** start Data to use **
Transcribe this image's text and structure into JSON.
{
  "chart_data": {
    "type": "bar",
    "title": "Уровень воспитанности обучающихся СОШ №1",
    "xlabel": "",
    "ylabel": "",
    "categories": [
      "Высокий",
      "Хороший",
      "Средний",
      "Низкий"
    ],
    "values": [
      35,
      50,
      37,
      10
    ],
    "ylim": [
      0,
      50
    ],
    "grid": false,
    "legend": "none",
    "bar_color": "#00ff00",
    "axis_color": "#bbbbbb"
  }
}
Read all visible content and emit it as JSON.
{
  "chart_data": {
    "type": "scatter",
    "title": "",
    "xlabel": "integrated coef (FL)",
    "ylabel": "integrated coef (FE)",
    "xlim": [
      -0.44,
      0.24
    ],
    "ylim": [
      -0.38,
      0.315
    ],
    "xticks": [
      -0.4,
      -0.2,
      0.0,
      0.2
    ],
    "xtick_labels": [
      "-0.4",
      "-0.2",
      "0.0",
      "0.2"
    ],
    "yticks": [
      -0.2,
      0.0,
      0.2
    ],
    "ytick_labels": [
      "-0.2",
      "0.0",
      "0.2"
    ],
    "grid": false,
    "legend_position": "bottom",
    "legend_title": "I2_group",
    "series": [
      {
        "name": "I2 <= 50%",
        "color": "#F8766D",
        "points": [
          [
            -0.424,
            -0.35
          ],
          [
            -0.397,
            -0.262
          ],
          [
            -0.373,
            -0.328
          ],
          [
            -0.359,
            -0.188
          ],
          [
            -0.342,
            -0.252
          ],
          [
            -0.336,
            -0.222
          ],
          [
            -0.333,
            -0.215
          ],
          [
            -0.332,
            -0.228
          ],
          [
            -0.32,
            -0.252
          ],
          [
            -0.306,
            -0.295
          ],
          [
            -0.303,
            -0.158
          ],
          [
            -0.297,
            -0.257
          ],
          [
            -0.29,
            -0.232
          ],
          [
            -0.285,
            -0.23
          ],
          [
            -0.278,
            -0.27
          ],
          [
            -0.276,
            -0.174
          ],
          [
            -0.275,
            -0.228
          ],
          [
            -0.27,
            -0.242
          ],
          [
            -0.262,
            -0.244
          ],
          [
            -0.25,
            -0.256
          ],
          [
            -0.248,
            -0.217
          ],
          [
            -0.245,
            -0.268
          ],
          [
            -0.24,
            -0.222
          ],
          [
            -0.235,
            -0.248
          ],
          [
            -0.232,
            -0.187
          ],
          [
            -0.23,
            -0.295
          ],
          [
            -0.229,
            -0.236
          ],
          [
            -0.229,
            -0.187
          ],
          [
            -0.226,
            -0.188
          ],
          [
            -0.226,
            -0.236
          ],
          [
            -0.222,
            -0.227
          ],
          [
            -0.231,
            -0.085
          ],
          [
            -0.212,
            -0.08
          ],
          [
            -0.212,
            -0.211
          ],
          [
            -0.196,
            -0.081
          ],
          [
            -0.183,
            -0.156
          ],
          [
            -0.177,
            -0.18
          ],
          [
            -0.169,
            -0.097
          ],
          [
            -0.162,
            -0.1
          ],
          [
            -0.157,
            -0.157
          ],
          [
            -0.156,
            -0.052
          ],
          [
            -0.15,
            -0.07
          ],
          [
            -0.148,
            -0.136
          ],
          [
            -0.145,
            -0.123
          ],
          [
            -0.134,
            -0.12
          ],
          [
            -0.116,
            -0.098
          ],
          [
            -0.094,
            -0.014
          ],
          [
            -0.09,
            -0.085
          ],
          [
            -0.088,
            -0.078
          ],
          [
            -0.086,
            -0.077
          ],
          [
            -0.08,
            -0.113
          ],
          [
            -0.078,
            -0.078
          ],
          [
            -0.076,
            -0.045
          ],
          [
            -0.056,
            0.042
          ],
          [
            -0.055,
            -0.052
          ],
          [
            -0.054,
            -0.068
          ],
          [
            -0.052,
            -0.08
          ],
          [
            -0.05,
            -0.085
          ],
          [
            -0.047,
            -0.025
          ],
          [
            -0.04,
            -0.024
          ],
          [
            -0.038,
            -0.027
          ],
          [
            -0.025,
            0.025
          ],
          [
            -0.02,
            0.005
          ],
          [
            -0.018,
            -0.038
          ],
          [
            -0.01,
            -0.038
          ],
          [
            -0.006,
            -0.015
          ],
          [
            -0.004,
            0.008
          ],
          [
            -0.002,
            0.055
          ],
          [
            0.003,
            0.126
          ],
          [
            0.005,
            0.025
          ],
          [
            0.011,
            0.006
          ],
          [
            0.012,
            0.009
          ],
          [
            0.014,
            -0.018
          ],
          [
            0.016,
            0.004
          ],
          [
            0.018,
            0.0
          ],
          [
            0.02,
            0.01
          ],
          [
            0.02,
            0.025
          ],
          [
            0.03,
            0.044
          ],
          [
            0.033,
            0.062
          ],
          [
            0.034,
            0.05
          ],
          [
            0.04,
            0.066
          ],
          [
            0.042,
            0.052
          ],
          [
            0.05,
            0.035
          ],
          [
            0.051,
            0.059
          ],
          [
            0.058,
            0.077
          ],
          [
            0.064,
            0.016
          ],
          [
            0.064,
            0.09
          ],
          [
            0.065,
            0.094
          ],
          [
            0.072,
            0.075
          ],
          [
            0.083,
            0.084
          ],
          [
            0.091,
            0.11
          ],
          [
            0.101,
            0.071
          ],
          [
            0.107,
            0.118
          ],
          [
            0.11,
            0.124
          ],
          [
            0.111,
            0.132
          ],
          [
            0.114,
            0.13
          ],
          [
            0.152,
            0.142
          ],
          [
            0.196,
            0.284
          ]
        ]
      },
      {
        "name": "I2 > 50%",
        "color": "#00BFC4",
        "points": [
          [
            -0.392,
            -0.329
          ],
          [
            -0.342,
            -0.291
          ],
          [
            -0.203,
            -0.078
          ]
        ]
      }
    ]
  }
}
** end Data to use **
- Task directions: Take the lines above and print them exactly.

- Answer for this exercise:
Transcribe this image's text and structure into JSON.
{
  "chart_data": {
    "type": "bar",
    "title": "Уровень воспитанности обучающихся СОШ №1",
    "xlabel": "",
    "ylabel": "",
    "categories": [
      "Высокий",
      "Хороший",
      "Средний",
      "Низкий"
    ],
    "values": [
      35,
      50,
      37,
      10
    ],
    "ylim": [
      0,
      50
    ],
    "grid": false,
    "legend": "none",
    "bar_color": "#00ff00",
    "axis_color": "#bbbbbb"
  }
}
Read all visible content and emit it as JSON.
{
  "chart_data": {
    "type": "scatter",
    "title": "",
    "xlabel": "integrated coef (FL)",
    "ylabel": "integrated coef (FE)",
    "xlim": [
      -0.44,
      0.24
    ],
    "ylim": [
      -0.38,
      0.315
    ],
    "xticks": [
      -0.4,
      -0.2,
      0.0,
      0.2
    ],
    "xtick_labels": [
      "-0.4",
      "-0.2",
      "0.0",
      "0.2"
    ],
    "yticks": [
      -0.2,
      0.0,
      0.2
    ],
    "ytick_labels": [
      "-0.2",
      "0.0",
      "0.2"
    ],
    "grid": false,
    "legend_position": "bottom",
    "legend_title": "I2_group",
    "series": [
      {
        "name": "I2 <= 50%",
        "color": "#F8766D",
        "points": [
          [
            -0.424,
            -0.35
          ],
          [
            -0.397,
            -0.262
          ],
          [
            -0.373,
            -0.328
          ],
          [
            -0.359,
            -0.188
          ],
          [
            -0.342,
            -0.252
          ],
          [
            -0.336,
            -0.222
          ],
          [
            -0.333,
            -0.215
          ],
          [
            -0.332,
            -0.228
          ],
          [
            -0.32,
            -0.252
          ],
          [
            -0.306,
            -0.295
          ],
          [
            -0.303,
            -0.158
          ],
          [
            -0.297,
            -0.257
          ],
          [
            -0.29,
            -0.232
          ],
          [
            -0.285,
            -0.23
          ],
          [
            -0.278,
            -0.27
          ],
          [
            -0.276,
            -0.174
          ],
          [
            -0.275,
            -0.228
          ],
          [
            -0.27,
            -0.242
          ],
          [
            -0.262,
            -0.244
          ],
          [
            -0.25,
            -0.256
          ],
          [
            -0.248,
            -0.217
          ],
          [
            -0.245,
            -0.268
          ],
          [
            -0.24,
            -0.222
          ],
          [
            -0.235,
            -0.248
          ],
          [
            -0.232,
            -0.187
          ],
          [
            -0.23,
            -0.295
          ],
          [
            -0.229,
            -0.236
          ],
          [
            -0.229,
            -0.187
          ],
          [
            -0.226,
            -0.188
          ],
          [
            -0.226,
            -0.236
          ],
          [
            -0.222,
            -0.227
          ],
          [
            -0.231,
            -0.085
          ],
          [
            -0.212,
            -0.08
          ],
          [
            -0.212,
            -0.211
          ],
          [
            -0.196,
            -0.081
          ],
          [
            -0.183,
            -0.156
          ],
          [
            -0.177,
            -0.18
          ],
          [
            -0.169,
            -0.097
          ],
          [
            -0.162,
            -0.1
          ],
          [
            -0.157,
            -0.157
          ],
          [
            -0.156,
            -0.052
          ],
          [
            -0.15,
            -0.07
          ],
          [
            -0.148,
            -0.136
          ],
          [
            -0.145,
            -0.123
          ],
          [
            -0.134,
            -0.12
          ],
          [
            -0.116,
            -0.098
          ],
          [
            -0.094,
            -0.014
          ],
          [
            -0.09,
            -0.085
          ],
          [
            -0.088,
            -0.078
          ],
          [
            -0.086,
            -0.077
          ],
          [
            -0.08,
            -0.113
          ],
          [
            -0.078,
            -0.078
          ],
          [
            -0.076,
            -0.045
          ],
          [
            -0.056,
            0.042
          ],
          [
            -0.055,
            -0.052
          ],
          [
            -0.054,
            -0.068
          ],
          [
            -0.052,
            -0.08
          ],
          [
            -0.05,
            -0.085
          ],
          [
            -0.047,
            -0.025
          ],
          [
            -0.04,
            -0.024
          ],
          [
            -0.038,
            -0.027
          ],
          [
            -0.025,
            0.025
          ],
          [
            -0.02,
            0.005
          ],
          [
            -0.018,
            -0.038
          ],
          [
            -0.01,
            -0.038
          ],
          [
            -0.006,
            -0.015
          ],
          [
            -0.004,
            0.008
          ],
          [
            -0.002,
            0.055
          ],
          [
            0.003,
            0.126
          ],
          [
            0.005,
            0.025
          ],
          [
            0.011,
            0.006
          ],
          [
            0.012,
            0.009
          ],
          [
            0.014,
            -0.018
          ],
          [
            0.016,
            0.004
          ],
          [
            0.018,
            0.0
          ],
          [
            0.02,
            0.01
          ],
          [
            0.02,
            0.025
          ],
          [
            0.03,
            0.044
          ],
          [
            0.033,
            0.062
          ],
          [
            0.034,
            0.05
          ],
          [
            0.04,
            0.066
          ],
          [
            0.042,
            0.052
          ],
          [
            0.05,
            0.035
          ],
          [
            0.051,
            0.059
          ],
          [
            0.058,
            0.077
          ],
          [
            0.064,
            0.016
          ],
          [
            0.064,
            0.09
          ],
          [
            0.065,
            0.094
          ],
          [
            0.072,
            0.075
          ],
          [
            0.083,
            0.084
          ],
          [
            0.091,
            0.11
          ],
          [
            0.101,
            0.071
          ],
          [
            0.107,
            0.118
          ],
          [
            0.11,
            0.124
          ],
          [
            0.111,
            0.132
          ],
          [
            0.114,
            0.13
          ],
          [
            0.152,
            0.142
          ],
          [
            0.196,
            0.284
          ]
        ]
      },
      {
        "name": "I2 > 50%",
        "color": "#00BFC4",
        "points": [
          [
            -0.392,
            -0.329
          ],
          [
            -0.342,
            -0.291
          ],
          [
            -0.203,
            -0.078
          ]
        ]
      }
    ]
  }
}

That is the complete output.